● STATED EXERCISE: Copy the records below exactly, leaving out every picture.

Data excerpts
begin
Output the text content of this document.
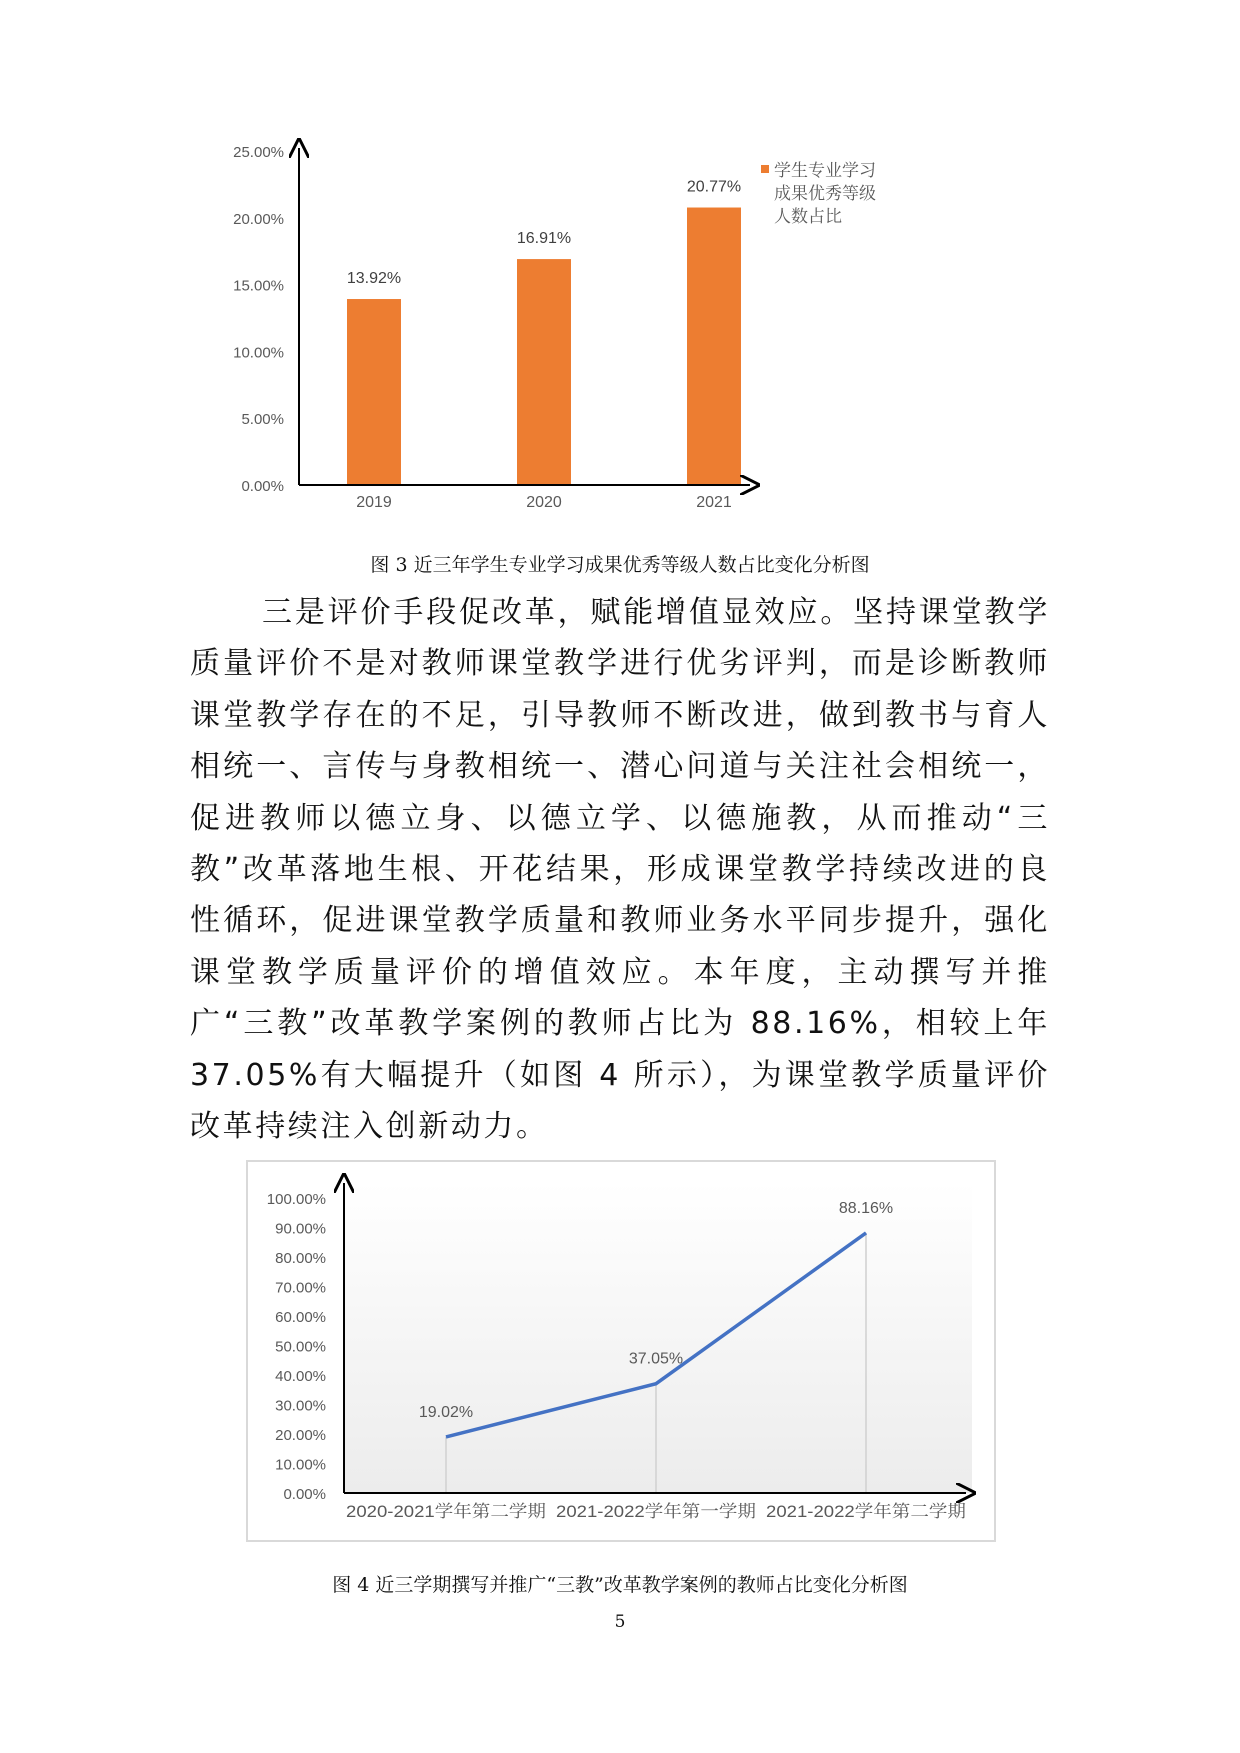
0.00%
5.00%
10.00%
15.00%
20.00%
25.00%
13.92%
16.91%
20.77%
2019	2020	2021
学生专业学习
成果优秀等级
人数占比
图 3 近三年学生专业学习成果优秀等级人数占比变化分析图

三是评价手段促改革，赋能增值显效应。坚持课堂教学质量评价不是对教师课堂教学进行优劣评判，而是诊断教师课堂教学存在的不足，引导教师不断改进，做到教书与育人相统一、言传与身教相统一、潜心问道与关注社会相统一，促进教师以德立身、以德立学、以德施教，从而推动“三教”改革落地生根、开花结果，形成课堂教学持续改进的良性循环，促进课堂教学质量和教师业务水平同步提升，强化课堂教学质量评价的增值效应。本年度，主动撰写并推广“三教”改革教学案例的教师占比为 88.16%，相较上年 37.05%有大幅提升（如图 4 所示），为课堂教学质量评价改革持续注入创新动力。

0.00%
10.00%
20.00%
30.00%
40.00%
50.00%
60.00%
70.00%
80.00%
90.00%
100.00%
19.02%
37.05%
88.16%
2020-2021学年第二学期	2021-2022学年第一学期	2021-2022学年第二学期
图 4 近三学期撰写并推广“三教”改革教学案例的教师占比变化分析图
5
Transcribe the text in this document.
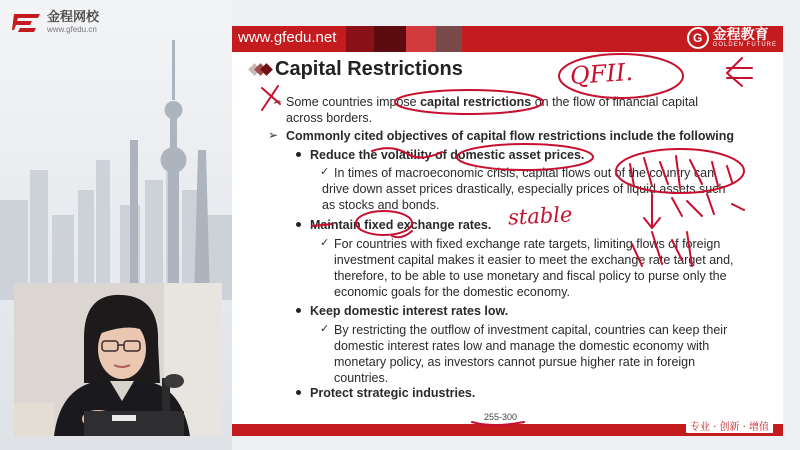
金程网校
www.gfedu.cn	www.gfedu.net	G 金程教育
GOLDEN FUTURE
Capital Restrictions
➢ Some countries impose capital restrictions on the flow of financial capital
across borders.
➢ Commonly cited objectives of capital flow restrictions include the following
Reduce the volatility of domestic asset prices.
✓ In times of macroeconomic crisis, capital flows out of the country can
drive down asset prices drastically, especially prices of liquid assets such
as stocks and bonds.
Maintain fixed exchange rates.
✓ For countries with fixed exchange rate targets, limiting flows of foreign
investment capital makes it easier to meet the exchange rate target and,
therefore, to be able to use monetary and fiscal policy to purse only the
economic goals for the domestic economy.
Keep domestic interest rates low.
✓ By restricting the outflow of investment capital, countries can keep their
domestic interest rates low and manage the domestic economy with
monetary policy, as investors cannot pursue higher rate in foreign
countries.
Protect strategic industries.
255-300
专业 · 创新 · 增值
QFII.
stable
end
● ANSWER FOR THIS EXERCISE:
Output the text content of this document.
0.00%
5.00%
10.00%
15.00%
20.00%
25.00%
13.92%
16.91%
20.77%
2019	2020	2021
学生专业学习
成果优秀等级
人数占比
图 3 近三年学生专业学习成果优秀等级人数占比变化分析图

三是评价手段促改革，赋能增值显效应。坚持课堂教学质量评价不是对教师课堂教学进行优劣评判，而是诊断教师课堂教学存在的不足，引导教师不断改进，做到教书与育人相统一、言传与身教相统一、潜心问道与关注社会相统一，促进教师以德立身、以德立学、以德施教，从而推动“三教”改革落地生根、开花结果，形成课堂教学持续改进的良性循环，促进课堂教学质量和教师业务水平同步提升，强化课堂教学质量评价的增值效应。本年度，主动撰写并推广“三教”改革教学案例的教师占比为 88.16%，相较上年 37.05%有大幅提升（如图 4 所示），为课堂教学质量评价改革持续注入创新动力。

0.00%
10.00%
20.00%
30.00%
40.00%
50.00%
60.00%
70.00%
80.00%
90.00%
100.00%
19.02%
37.05%
88.16%
2020-2021学年第二学期	2021-2022学年第一学期	2021-2022学年第二学期
图 4 近三学期撰写并推广“三教”改革教学案例的教师占比变化分析图
5
Transcribe the text in this document.
金程网校
www.gfedu.cn	www.gfedu.net	G 金程教育
GOLDEN FUTURE
Capital Restrictions
➢ Some countries impose capital restrictions on the flow of financial capital
across borders.
➢ Commonly cited objectives of capital flow restrictions include the following
Reduce the volatility of domestic asset prices.
✓ In times of macroeconomic crisis, capital flows out of the country can
drive down asset prices drastically, especially prices of liquid assets such
as stocks and bonds.
Maintain fixed exchange rates.
✓ For countries with fixed exchange rate targets, limiting flows of foreign
investment capital makes it easier to meet the exchange rate target and,
therefore, to be able to use monetary and fiscal policy to purse only the
economic goals for the domestic economy.
Keep domestic interest rates low.
✓ By restricting the outflow of investment capital, countries can keep their
domestic interest rates low and manage the domestic economy with
monetary policy, as investors cannot pursue higher rate in foreign
countries.
Protect strategic industries.
255-300
专业 · 创新 · 增值
QFII.
stable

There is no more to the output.